# Exercise prompt
Print everything from the start of the entries down to the line containing "bar-segment [348, 674, 461, 710]", both ends included, reproducing each line character for character.
** Begin Entries provided **
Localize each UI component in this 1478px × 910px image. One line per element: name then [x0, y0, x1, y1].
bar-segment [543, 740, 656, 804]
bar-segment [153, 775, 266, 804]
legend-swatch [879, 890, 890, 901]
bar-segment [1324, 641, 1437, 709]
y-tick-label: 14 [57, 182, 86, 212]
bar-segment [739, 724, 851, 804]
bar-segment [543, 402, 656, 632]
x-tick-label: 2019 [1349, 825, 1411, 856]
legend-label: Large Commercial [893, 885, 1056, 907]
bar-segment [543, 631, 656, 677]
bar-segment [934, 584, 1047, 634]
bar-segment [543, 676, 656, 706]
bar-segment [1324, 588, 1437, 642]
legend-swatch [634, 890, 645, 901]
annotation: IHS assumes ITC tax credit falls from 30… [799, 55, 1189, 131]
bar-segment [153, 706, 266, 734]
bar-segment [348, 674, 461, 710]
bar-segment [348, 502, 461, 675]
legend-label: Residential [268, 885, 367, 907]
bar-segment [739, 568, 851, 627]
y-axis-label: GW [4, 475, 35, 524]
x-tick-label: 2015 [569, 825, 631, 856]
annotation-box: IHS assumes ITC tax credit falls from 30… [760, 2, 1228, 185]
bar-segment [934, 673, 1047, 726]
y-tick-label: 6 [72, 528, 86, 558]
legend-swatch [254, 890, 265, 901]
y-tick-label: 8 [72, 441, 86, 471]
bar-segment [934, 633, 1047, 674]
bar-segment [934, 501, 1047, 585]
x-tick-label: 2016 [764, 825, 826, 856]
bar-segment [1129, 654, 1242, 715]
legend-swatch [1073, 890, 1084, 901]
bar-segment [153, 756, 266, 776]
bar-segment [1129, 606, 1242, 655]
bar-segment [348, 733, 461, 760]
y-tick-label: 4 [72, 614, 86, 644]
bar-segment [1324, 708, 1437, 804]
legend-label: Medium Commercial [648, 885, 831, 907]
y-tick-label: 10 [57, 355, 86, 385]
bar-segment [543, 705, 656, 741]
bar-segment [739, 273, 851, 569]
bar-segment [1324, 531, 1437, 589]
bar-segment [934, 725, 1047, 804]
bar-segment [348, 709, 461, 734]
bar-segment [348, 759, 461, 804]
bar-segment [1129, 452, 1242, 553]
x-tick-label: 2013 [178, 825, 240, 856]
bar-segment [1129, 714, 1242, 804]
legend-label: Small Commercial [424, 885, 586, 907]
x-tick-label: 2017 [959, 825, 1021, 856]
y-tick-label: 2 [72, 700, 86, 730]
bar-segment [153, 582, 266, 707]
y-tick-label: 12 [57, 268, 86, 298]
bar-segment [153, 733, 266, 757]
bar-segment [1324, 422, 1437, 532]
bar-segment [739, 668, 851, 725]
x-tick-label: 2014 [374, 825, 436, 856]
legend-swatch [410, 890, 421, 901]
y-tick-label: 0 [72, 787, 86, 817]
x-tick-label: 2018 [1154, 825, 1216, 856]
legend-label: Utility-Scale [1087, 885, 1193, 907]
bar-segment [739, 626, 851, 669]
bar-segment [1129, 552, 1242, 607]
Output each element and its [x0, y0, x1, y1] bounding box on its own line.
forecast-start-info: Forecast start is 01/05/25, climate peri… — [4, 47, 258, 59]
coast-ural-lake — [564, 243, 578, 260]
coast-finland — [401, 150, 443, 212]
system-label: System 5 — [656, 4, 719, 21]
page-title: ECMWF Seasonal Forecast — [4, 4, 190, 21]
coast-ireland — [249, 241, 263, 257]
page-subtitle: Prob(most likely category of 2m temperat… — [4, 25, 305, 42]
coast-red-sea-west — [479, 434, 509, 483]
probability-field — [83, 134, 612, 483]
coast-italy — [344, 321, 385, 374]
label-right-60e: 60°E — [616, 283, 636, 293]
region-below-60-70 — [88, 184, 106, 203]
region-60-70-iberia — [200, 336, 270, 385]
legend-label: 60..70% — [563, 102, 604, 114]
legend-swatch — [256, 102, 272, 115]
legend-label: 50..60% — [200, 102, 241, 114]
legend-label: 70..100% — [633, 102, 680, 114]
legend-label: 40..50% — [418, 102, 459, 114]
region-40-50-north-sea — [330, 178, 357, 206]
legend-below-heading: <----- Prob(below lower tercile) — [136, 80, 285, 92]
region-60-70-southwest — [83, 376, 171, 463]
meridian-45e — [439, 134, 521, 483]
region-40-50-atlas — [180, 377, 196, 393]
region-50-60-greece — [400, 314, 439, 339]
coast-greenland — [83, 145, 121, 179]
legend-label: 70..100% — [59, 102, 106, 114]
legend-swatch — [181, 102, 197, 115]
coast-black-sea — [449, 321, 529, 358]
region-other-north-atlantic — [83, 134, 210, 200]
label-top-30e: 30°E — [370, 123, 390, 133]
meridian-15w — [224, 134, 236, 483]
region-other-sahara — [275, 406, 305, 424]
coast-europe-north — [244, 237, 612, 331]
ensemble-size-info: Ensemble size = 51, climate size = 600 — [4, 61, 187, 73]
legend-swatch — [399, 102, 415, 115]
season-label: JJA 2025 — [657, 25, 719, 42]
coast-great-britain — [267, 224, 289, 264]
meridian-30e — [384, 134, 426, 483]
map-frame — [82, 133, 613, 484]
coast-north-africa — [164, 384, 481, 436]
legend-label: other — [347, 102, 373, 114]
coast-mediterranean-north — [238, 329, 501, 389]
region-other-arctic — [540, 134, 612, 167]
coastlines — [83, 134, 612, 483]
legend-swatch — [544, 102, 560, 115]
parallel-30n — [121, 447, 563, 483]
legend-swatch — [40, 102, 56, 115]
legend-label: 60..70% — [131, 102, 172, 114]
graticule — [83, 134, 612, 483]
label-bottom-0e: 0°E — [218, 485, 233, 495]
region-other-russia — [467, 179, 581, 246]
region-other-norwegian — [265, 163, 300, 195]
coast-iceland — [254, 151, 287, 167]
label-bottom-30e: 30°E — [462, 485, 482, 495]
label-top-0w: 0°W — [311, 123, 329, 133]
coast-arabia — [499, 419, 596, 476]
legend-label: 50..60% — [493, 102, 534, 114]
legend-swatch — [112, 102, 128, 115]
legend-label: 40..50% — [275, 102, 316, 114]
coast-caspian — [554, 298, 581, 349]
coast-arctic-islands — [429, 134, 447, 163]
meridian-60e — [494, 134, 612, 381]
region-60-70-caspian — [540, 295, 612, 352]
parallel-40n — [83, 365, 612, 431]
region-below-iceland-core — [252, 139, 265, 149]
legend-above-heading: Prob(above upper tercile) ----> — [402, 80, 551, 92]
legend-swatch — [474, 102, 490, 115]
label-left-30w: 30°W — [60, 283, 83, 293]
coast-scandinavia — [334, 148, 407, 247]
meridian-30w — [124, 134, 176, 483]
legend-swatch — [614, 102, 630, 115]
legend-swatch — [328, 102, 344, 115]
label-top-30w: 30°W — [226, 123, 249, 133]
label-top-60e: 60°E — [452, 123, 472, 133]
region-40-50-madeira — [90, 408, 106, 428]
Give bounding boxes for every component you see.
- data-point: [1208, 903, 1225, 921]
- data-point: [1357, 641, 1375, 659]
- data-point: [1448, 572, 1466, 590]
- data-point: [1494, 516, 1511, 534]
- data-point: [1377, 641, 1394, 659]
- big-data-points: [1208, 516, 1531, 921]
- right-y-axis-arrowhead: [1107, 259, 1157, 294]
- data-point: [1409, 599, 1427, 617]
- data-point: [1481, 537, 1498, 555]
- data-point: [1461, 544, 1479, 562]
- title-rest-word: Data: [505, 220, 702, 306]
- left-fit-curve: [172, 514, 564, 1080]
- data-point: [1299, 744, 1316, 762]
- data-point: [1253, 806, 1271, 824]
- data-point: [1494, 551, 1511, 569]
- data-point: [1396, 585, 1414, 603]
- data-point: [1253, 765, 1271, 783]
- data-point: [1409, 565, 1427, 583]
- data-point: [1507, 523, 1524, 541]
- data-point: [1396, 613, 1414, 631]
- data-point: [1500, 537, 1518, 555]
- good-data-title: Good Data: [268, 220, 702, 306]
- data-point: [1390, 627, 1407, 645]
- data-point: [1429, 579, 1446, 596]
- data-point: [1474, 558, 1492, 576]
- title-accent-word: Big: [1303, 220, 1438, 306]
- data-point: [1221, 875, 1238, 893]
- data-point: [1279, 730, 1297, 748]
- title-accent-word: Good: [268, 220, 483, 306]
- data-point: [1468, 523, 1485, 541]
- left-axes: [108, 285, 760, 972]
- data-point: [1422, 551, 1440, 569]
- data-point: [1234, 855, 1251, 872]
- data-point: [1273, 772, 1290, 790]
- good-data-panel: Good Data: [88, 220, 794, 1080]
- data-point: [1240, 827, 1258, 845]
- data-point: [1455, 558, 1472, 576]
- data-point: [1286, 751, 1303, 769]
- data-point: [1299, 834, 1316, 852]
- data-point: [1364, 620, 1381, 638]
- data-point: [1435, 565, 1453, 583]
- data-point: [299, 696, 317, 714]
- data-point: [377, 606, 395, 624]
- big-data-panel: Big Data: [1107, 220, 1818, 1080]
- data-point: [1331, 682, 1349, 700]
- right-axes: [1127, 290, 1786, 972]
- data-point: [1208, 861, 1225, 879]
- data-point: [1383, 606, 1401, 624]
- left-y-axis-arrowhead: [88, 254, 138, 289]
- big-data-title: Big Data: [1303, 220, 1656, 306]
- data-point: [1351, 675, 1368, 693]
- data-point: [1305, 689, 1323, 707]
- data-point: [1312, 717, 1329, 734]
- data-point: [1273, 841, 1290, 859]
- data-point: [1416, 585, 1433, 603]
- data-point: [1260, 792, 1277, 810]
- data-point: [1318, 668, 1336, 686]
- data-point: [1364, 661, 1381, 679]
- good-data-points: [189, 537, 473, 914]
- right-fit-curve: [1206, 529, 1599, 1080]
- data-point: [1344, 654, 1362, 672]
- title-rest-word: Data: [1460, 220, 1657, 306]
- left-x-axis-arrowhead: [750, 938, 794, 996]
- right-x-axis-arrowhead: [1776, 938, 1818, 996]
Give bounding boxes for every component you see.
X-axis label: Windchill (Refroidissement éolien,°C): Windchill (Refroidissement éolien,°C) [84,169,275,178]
** End Entries provided **
# Task answer
Localize each UI component in this 1478px × 910px image. One line per element: name then [x0, y0, x1, y1].
bar-segment [543, 740, 656, 804]
bar-segment [153, 775, 266, 804]
legend-swatch [879, 890, 890, 901]
bar-segment [1324, 641, 1437, 709]
y-tick-label: 14 [57, 182, 86, 212]
bar-segment [739, 724, 851, 804]
bar-segment [543, 402, 656, 632]
x-tick-label: 2019 [1349, 825, 1411, 856]
legend-label: Large Commercial [893, 885, 1056, 907]
bar-segment [543, 631, 656, 677]
bar-segment [934, 584, 1047, 634]
bar-segment [543, 676, 656, 706]
bar-segment [1324, 588, 1437, 642]
legend-swatch [634, 890, 645, 901]
annotation: IHS assumes ITC tax credit falls from 30… [799, 55, 1189, 131]
bar-segment [153, 706, 266, 734]
bar-segment [348, 674, 461, 710]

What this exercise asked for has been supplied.